# start of Input rows

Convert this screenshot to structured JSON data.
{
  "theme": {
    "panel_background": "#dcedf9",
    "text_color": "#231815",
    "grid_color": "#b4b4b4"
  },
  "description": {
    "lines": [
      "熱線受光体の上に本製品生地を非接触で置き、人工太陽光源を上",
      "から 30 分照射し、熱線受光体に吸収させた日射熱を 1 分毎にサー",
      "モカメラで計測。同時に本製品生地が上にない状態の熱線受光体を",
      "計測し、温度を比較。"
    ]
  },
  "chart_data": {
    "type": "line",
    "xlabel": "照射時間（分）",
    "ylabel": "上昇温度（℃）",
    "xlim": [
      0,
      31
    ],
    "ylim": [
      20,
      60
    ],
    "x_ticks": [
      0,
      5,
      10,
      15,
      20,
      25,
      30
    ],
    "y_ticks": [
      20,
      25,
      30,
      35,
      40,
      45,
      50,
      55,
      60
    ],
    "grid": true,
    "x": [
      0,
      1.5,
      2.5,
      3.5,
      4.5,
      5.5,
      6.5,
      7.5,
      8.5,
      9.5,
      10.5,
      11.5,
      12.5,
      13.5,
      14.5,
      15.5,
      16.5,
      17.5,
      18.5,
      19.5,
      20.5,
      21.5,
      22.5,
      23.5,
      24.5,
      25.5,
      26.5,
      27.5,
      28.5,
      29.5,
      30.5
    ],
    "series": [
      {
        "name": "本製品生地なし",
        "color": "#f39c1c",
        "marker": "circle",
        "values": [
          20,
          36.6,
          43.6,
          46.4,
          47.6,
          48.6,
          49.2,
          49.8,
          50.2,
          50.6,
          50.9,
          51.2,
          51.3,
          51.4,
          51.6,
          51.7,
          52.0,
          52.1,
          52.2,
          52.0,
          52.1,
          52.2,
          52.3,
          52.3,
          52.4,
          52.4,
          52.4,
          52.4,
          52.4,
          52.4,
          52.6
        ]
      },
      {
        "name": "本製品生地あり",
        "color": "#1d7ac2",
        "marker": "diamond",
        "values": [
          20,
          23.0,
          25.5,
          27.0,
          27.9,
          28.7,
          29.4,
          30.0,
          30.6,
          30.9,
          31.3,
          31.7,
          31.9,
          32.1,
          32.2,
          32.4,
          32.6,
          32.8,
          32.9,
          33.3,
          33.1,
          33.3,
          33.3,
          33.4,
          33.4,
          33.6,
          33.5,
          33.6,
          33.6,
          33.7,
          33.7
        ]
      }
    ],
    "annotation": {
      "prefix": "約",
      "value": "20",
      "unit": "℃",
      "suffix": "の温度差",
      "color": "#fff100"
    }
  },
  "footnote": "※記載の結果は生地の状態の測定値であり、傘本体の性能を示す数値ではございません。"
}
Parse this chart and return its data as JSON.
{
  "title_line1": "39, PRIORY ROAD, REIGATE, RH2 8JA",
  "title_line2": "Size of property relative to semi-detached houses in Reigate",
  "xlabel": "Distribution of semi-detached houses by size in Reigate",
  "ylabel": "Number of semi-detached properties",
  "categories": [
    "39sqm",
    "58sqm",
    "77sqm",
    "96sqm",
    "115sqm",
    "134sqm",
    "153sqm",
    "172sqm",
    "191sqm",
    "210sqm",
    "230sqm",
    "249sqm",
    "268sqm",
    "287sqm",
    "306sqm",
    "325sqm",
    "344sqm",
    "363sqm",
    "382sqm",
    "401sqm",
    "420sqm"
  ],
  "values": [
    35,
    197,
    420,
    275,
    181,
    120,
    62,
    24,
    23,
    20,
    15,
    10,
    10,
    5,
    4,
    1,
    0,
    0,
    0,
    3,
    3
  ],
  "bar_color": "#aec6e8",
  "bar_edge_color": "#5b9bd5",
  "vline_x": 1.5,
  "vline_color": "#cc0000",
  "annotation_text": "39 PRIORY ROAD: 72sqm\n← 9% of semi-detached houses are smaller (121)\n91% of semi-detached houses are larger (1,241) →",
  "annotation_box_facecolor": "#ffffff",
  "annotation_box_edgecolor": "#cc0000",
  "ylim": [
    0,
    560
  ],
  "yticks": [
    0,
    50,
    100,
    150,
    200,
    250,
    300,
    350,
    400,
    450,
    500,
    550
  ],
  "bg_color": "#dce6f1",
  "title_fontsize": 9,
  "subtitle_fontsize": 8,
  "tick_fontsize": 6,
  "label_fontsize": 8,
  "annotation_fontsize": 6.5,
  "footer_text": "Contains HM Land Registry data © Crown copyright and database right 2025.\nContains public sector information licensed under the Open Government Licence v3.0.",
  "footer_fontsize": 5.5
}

# end of Input rows

Print the entries exactly. Include every one.

## Correct answer:
Convert this screenshot to structured JSON data.
{
  "theme": {
    "panel_background": "#dcedf9",
    "text_color": "#231815",
    "grid_color": "#b4b4b4"
  },
  "description": {
    "lines": [
      "熱線受光体の上に本製品生地を非接触で置き、人工太陽光源を上",
      "から 30 分照射し、熱線受光体に吸収させた日射熱を 1 分毎にサー",
      "モカメラで計測。同時に本製品生地が上にない状態の熱線受光体を",
      "計測し、温度を比較。"
    ]
  },
  "chart_data": {
    "type": "line",
    "xlabel": "照射時間（分）",
    "ylabel": "上昇温度（℃）",
    "xlim": [
      0,
      31
    ],
    "ylim": [
      20,
      60
    ],
    "x_ticks": [
      0,
      5,
      10,
      15,
      20,
      25,
      30
    ],
    "y_ticks": [
      20,
      25,
      30,
      35,
      40,
      45,
      50,
      55,
      60
    ],
    "grid": true,
    "x": [
      0,
      1.5,
      2.5,
      3.5,
      4.5,
      5.5,
      6.5,
      7.5,
      8.5,
      9.5,
      10.5,
      11.5,
      12.5,
      13.5,
      14.5,
      15.5,
      16.5,
      17.5,
      18.5,
      19.5,
      20.5,
      21.5,
      22.5,
      23.5,
      24.5,
      25.5,
      26.5,
      27.5,
      28.5,
      29.5,
      30.5
    ],
    "series": [
      {
        "name": "本製品生地なし",
        "color": "#f39c1c",
        "marker": "circle",
        "values": [
          20,
          36.6,
          43.6,
          46.4,
          47.6,
          48.6,
          49.2,
          49.8,
          50.2,
          50.6,
          50.9,
          51.2,
          51.3,
          51.4,
          51.6,
          51.7,
          52.0,
          52.1,
          52.2,
          52.0,
          52.1,
          52.2,
          52.3,
          52.3,
          52.4,
          52.4,
          52.4,
          52.4,
          52.4,
          52.4,
          52.6
        ]
      },
      {
        "name": "本製品生地あり",
        "color": "#1d7ac2",
        "marker": "diamond",
        "values": [
          20,
          23.0,
          25.5,
          27.0,
          27.9,
          28.7,
          29.4,
          30.0,
          30.6,
          30.9,
          31.3,
          31.7,
          31.9,
          32.1,
          32.2,
          32.4,
          32.6,
          32.8,
          32.9,
          33.3,
          33.1,
          33.3,
          33.3,
          33.4,
          33.4,
          33.6,
          33.5,
          33.6,
          33.6,
          33.7,
          33.7
        ]
      }
    ],
    "annotation": {
      "prefix": "約",
      "value": "20",
      "unit": "℃",
      "suffix": "の温度差",
      "color": "#fff100"
    }
  },
  "footnote": "※記載の結果は生地の状態の測定値であり、傘本体の性能を示す数値ではございません。"
}
Parse this chart and return its data as JSON.
{
  "title_line1": "39, PRIORY ROAD, REIGATE, RH2 8JA",
  "title_line2": "Size of property relative to semi-detached houses in Reigate",
  "xlabel": "Distribution of semi-detached houses by size in Reigate",
  "ylabel": "Number of semi-detached properties",
  "categories": [
    "39sqm",
    "58sqm",
    "77sqm",
    "96sqm",
    "115sqm",
    "134sqm",
    "153sqm",
    "172sqm",
    "191sqm",
    "210sqm",
    "230sqm",
    "249sqm",
    "268sqm",
    "287sqm",
    "306sqm",
    "325sqm",
    "344sqm",
    "363sqm",
    "382sqm",
    "401sqm",
    "420sqm"
  ],
  "values": [
    35,
    197,
    420,
    275,
    181,
    120,
    62,
    24,
    23,
    20,
    15,
    10,
    10,
    5,
    4,
    1,
    0,
    0,
    0,
    3,
    3
  ],
  "bar_color": "#aec6e8",
  "bar_edge_color": "#5b9bd5",
  "vline_x": 1.5,
  "vline_color": "#cc0000",
  "annotation_text": "39 PRIORY ROAD: 72sqm\n← 9% of semi-detached houses are smaller (121)\n91% of semi-detached houses are larger (1,241) →",
  "annotation_box_facecolor": "#ffffff",
  "annotation_box_edgecolor": "#cc0000",
  "ylim": [
    0,
    560
  ],
  "yticks": [
    0,
    50,
    100,
    150,
    200,
    250,
    300,
    350,
    400,
    450,
    500,
    550
  ],
  "bg_color": "#dce6f1",
  "title_fontsize": 9,
  "subtitle_fontsize": 8,
  "tick_fontsize": 6,
  "label_fontsize": 8,
  "annotation_fontsize": 6.5,
  "footer_text": "Contains HM Land Registry data © Crown copyright and database right 2025.\nContains public sector information licensed under the Open Government Licence v3.0.",
  "footer_fontsize": 5.5
}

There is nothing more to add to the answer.